**The exercise**
Work out the number of lines with "into" in them. Reply with that number and no other words.

⁂

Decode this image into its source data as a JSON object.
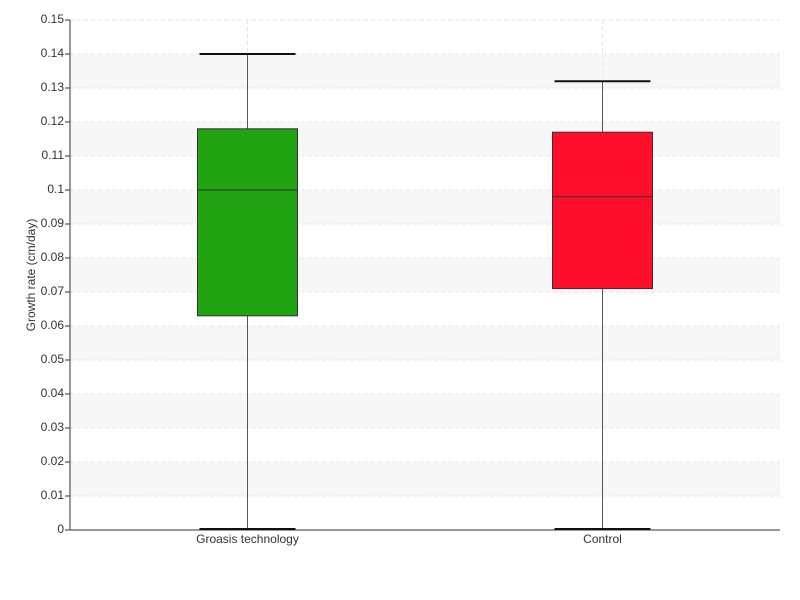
{
  "chart_data": {
    "type": "box",
    "y_label": "Growth rate (cm/day)",
    "categories": [
      "Groasis technology",
      "Control"
    ],
    "boxes": [
      {
        "min": 0,
        "q1": 0.063,
        "median": 0.1,
        "q3": 0.118,
        "max": 0.14,
        "color": "#22a312"
      },
      {
        "min": 0,
        "q1": 0.071,
        "median": 0.098,
        "q3": 0.117,
        "max": 0.132,
        "color": "#ff0d2b"
      }
    ],
    "ylim": [
      0,
      0.15
    ],
    "yticks": [
      0,
      0.01,
      0.02,
      0.03,
      0.04,
      0.05,
      0.06,
      0.07,
      0.08,
      0.09,
      0.1,
      0.11,
      0.12,
      0.13,
      0.14,
      0.15
    ],
    "grid": true
  }
}
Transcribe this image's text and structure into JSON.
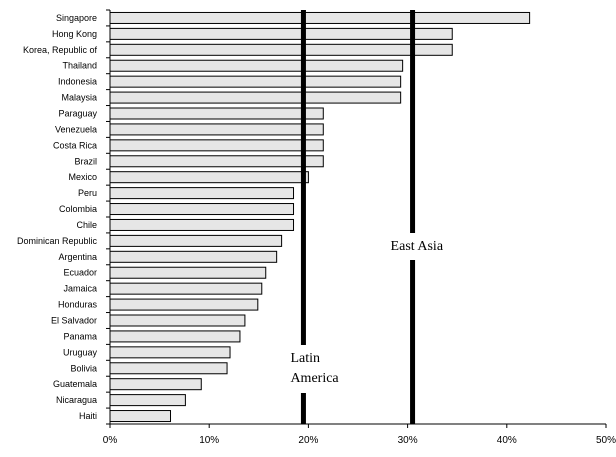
{
  "chart_data": {
    "type": "bar",
    "orientation": "horizontal",
    "categories": [
      "Singapore",
      "Hong Kong",
      "Korea, Republic of",
      "Thailand",
      "Indonesia",
      "Malaysia",
      "Paraguay",
      "Venezuela",
      "Costa Rica",
      "Brazil",
      "Mexico",
      "Peru",
      "Colombia",
      "Chile",
      "Dominican Republic",
      "Argentina",
      "Ecuador",
      "Jamaica",
      "Honduras",
      "El Salvador",
      "Panama",
      "Uruguay",
      "Bolivia",
      "Guatemala",
      "Nicaragua",
      "Haiti"
    ],
    "values": [
      42.3,
      34.5,
      34.5,
      29.5,
      29.3,
      29.3,
      21.5,
      21.5,
      21.5,
      21.5,
      20.0,
      18.5,
      18.5,
      18.5,
      17.3,
      16.8,
      15.7,
      15.3,
      14.9,
      13.6,
      13.1,
      12.1,
      11.8,
      9.2,
      7.6,
      6.1
    ],
    "xlim": [
      0,
      50
    ],
    "xticks": [
      "0%",
      "10%",
      "20%",
      "30%",
      "40%",
      "50%"
    ],
    "grid": false,
    "colors": {
      "bar_fill": "#e6e6e6",
      "bar_stroke": "#000000",
      "ref_line": "#000000"
    },
    "reference_lines": [
      {
        "value": 19.5,
        "label_lines": [
          "Latin",
          "America"
        ]
      },
      {
        "value": 30.5,
        "label_lines": [
          "East Asia"
        ]
      }
    ]
  }
}
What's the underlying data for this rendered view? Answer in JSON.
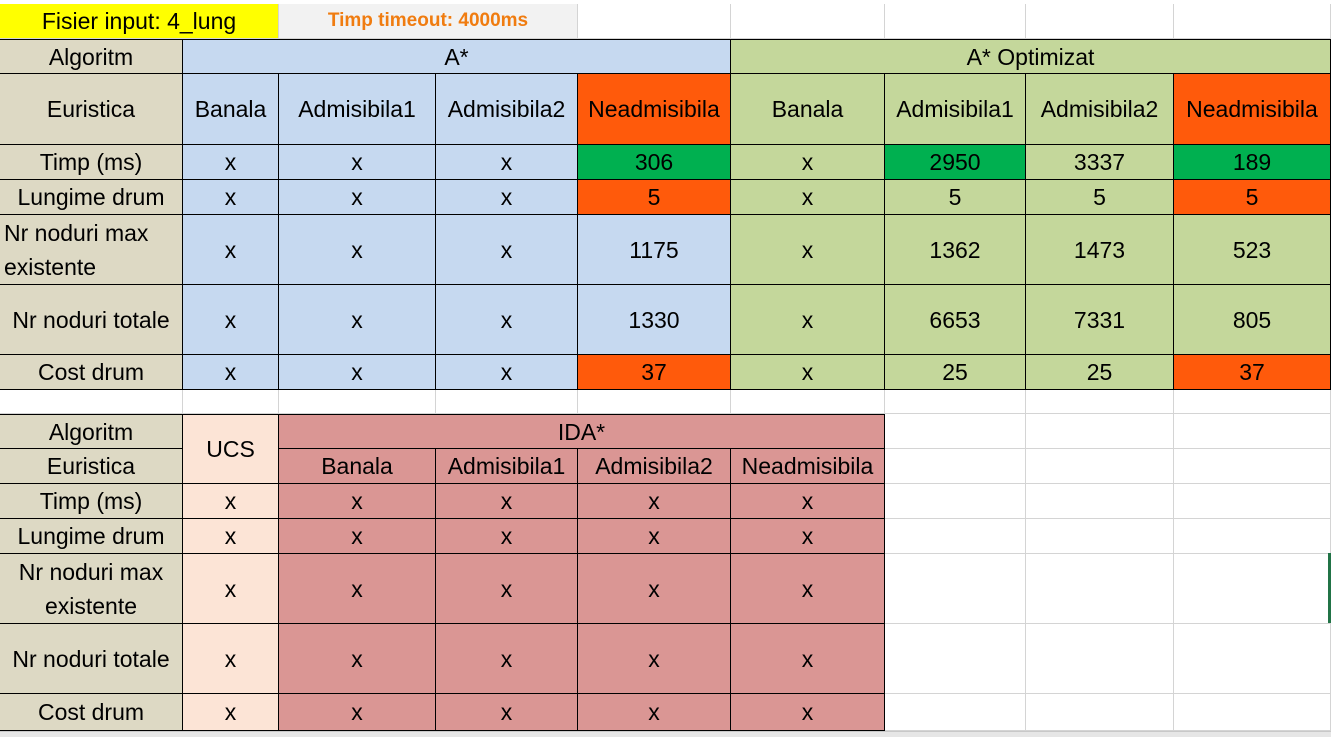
{
  "header": {
    "input_file": "Fisier input: 4_lung",
    "timeout": "Timp timeout: 4000ms"
  },
  "table1": {
    "algoritm_label": "Algoritm",
    "euristica_label": "Euristica",
    "group_astar": "A*",
    "group_astar_opt": "A* Optimizat",
    "heuristics": [
      "Banala",
      "Admisibila1",
      "Admisibila2",
      "Neadmisibila",
      "Banala",
      "Admisibila1",
      "Admisibila2",
      "Neadmisibila"
    ],
    "rows": [
      {
        "label": "Timp (ms)",
        "values": [
          "x",
          "x",
          "x",
          "306",
          "x",
          "2950",
          "3337",
          "189"
        ]
      },
      {
        "label": "Lungime drum",
        "values": [
          "x",
          "x",
          "x",
          "5",
          "x",
          "5",
          "5",
          "5"
        ]
      },
      {
        "label": "Nr noduri max existente",
        "values": [
          "x",
          "x",
          "x",
          "1175",
          "x",
          "1362",
          "1473",
          "523"
        ]
      },
      {
        "label": "Nr noduri totale",
        "values": [
          "x",
          "x",
          "x",
          "1330",
          "x",
          "6653",
          "7331",
          "805"
        ]
      },
      {
        "label": "Cost drum",
        "values": [
          "x",
          "x",
          "x",
          "37",
          "x",
          "25",
          "25",
          "37"
        ]
      }
    ]
  },
  "table2": {
    "algoritm_label": "Algoritm",
    "euristica_label": "Euristica",
    "ucs_label": "UCS",
    "group_ida": "IDA*",
    "heuristics": [
      "Banala",
      "Admisibila1",
      "Admisibila2",
      "Neadmisibila"
    ],
    "rows": [
      {
        "label": "Timp (ms)",
        "ucs": "x",
        "values": [
          "x",
          "x",
          "x",
          "x"
        ]
      },
      {
        "label": "Lungime drum",
        "ucs": "x",
        "values": [
          "x",
          "x",
          "x",
          "x"
        ]
      },
      {
        "label": "Nr noduri max existente",
        "ucs": "x",
        "values": [
          "x",
          "x",
          "x",
          "x"
        ]
      },
      {
        "label": "Nr noduri totale",
        "ucs": "x",
        "values": [
          "x",
          "x",
          "x",
          "x"
        ]
      },
      {
        "label": "Cost drum",
        "ucs": "x",
        "values": [
          "x",
          "x",
          "x",
          "x"
        ]
      }
    ]
  },
  "colors": {
    "astar": "#c6d9f0",
    "astar_opt": "#c4d79b",
    "label_col": "#ddd9c4",
    "ucs": "#fce4d6",
    "ida": "#da9694",
    "highlight_orange": "#ff5a0b",
    "highlight_green": "#00b050"
  }
}
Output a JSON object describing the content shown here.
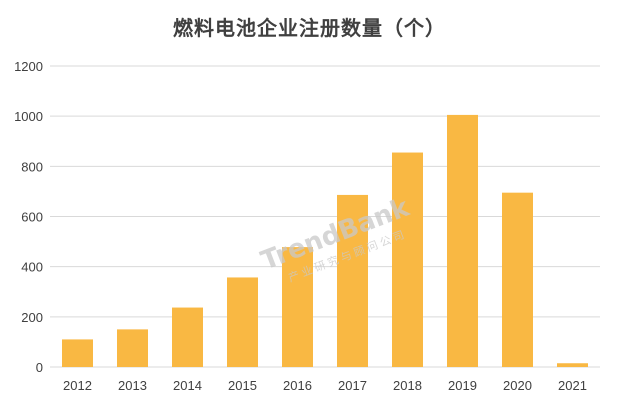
{
  "chart_data": {
    "type": "bar",
    "title": "燃料电池企业注册数量（个）",
    "categories": [
      "2012",
      "2013",
      "2014",
      "2015",
      "2016",
      "2017",
      "2018",
      "2019",
      "2020",
      "2021"
    ],
    "values": [
      110,
      150,
      237,
      357,
      478,
      686,
      855,
      1005,
      695,
      15
    ],
    "ylim": [
      0,
      1200
    ],
    "yticks": [
      0,
      200,
      400,
      600,
      800,
      1000,
      1200
    ],
    "grid": true,
    "bar_color": "#F9B843",
    "grid_color": "#d9d9d9"
  },
  "watermark": {
    "main": "TrendBank",
    "sub": "产业研究与顾问公司"
  }
}
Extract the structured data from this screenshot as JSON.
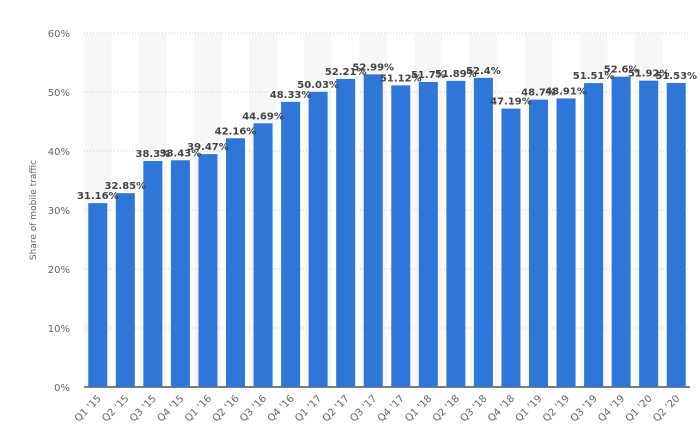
{
  "chart_data": {
    "type": "bar",
    "title": "",
    "xlabel": "",
    "ylabel": "Share of mobile traffic",
    "ylim": [
      0,
      60
    ],
    "yticks": [
      "0%",
      "10%",
      "20%",
      "30%",
      "40%",
      "50%",
      "60%"
    ],
    "grid": true,
    "bar_color": "#2f76d9",
    "categories": [
      "Q1 '15",
      "Q2 '15",
      "Q3 '15",
      "Q4 '15",
      "Q1 '16",
      "Q2 '16",
      "Q3 '16",
      "Q4 '16",
      "Q1 '17",
      "Q2 '17",
      "Q3 '17",
      "Q4 '17",
      "Q1 '18",
      "Q2 '18",
      "Q3 '18",
      "Q4 '18",
      "Q1 '19",
      "Q2 '19",
      "Q3 '19",
      "Q4 '19",
      "Q1 '20",
      "Q2 '20"
    ],
    "values": [
      31.16,
      32.85,
      38.3,
      38.43,
      39.47,
      42.16,
      44.69,
      48.33,
      50.03,
      52.21,
      52.99,
      51.12,
      51.7,
      51.89,
      52.4,
      47.19,
      48.7,
      48.91,
      51.51,
      52.6,
      51.92,
      51.53
    ],
    "data_labels": [
      "31.16%",
      "32.85%",
      "38.3%",
      "38.43%",
      "39.47%",
      "42.16%",
      "44.69%",
      "48.33%",
      "50.03%",
      "52.21%",
      "52.99%",
      "51.12%",
      "51.7%",
      "51.89%",
      "52.4%",
      "47.19%",
      "48.7%",
      "48.91%",
      "51.51%",
      "52.6%",
      "51.92%",
      "51.53%"
    ]
  }
}
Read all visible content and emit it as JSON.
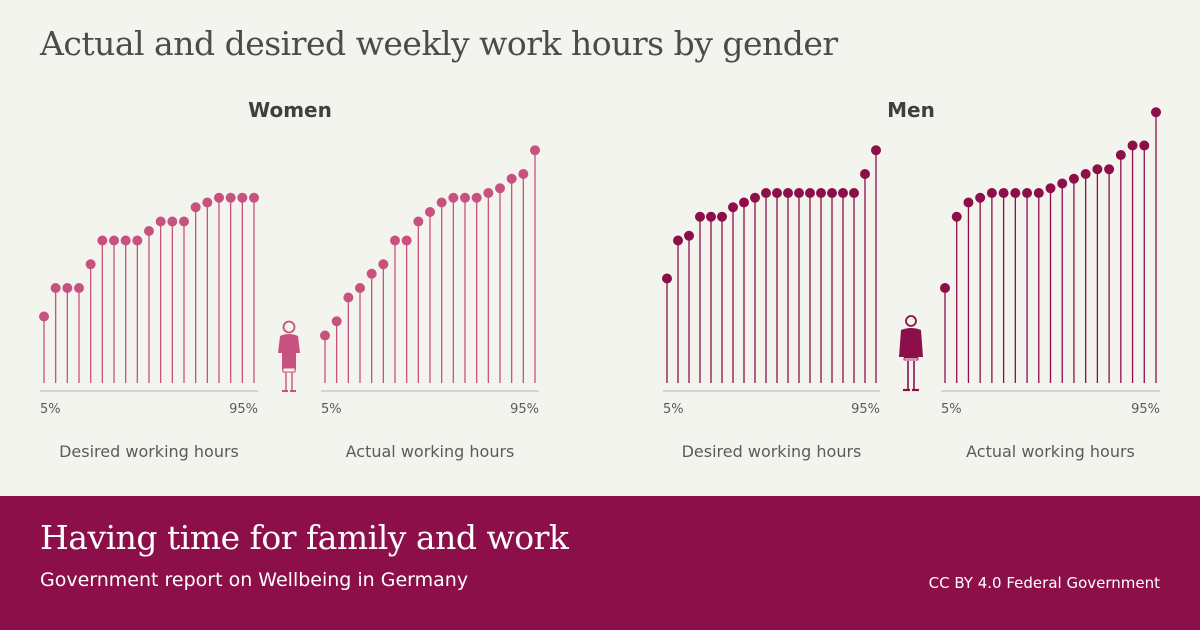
{
  "title": "Actual and desired weekly work hours by gender",
  "footer": {
    "title": "Having time for family and work",
    "subtitle": "Government report on Wellbeing in Germany",
    "credit": "CC BY 4.0 Federal Government"
  },
  "colors": {
    "women": "#c8527f",
    "men": "#8c0f4a",
    "axis": "#b4b4b4",
    "text": "#5a5a5a",
    "background": "#f4f4ef",
    "footer": "#8c0f4a"
  },
  "chart_data": [
    {
      "type": "scatter",
      "group": "Women",
      "xlabel": "Desired working hours",
      "tick_labels": [
        "5%",
        "95%"
      ],
      "values": [
        14,
        20,
        20,
        20,
        25,
        30,
        30,
        30,
        30,
        32,
        34,
        34,
        34,
        37,
        38,
        39,
        39,
        39,
        39
      ]
    },
    {
      "type": "scatter",
      "group": "Women",
      "xlabel": "Actual working hours",
      "tick_labels": [
        "5%",
        "95%"
      ],
      "values": [
        10,
        13,
        18,
        20,
        23,
        25,
        30,
        30,
        34,
        36,
        38,
        39,
        39,
        39,
        40,
        41,
        43,
        44,
        49
      ]
    },
    {
      "type": "scatter",
      "group": "Men",
      "xlabel": "Desired working hours",
      "tick_labels": [
        "5%",
        "95%"
      ],
      "values": [
        22,
        30,
        31,
        35,
        35,
        35,
        37,
        38,
        39,
        40,
        40,
        40,
        40,
        40,
        40,
        40,
        40,
        40,
        44,
        49
      ]
    },
    {
      "type": "scatter",
      "group": "Men",
      "xlabel": "Actual working hours",
      "tick_labels": [
        "5%",
        "95%"
      ],
      "values": [
        20,
        35,
        38,
        39,
        40,
        40,
        40,
        40,
        40,
        41,
        42,
        43,
        44,
        45,
        45,
        48,
        50,
        50,
        57
      ]
    }
  ]
}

⁂

**Final result**
2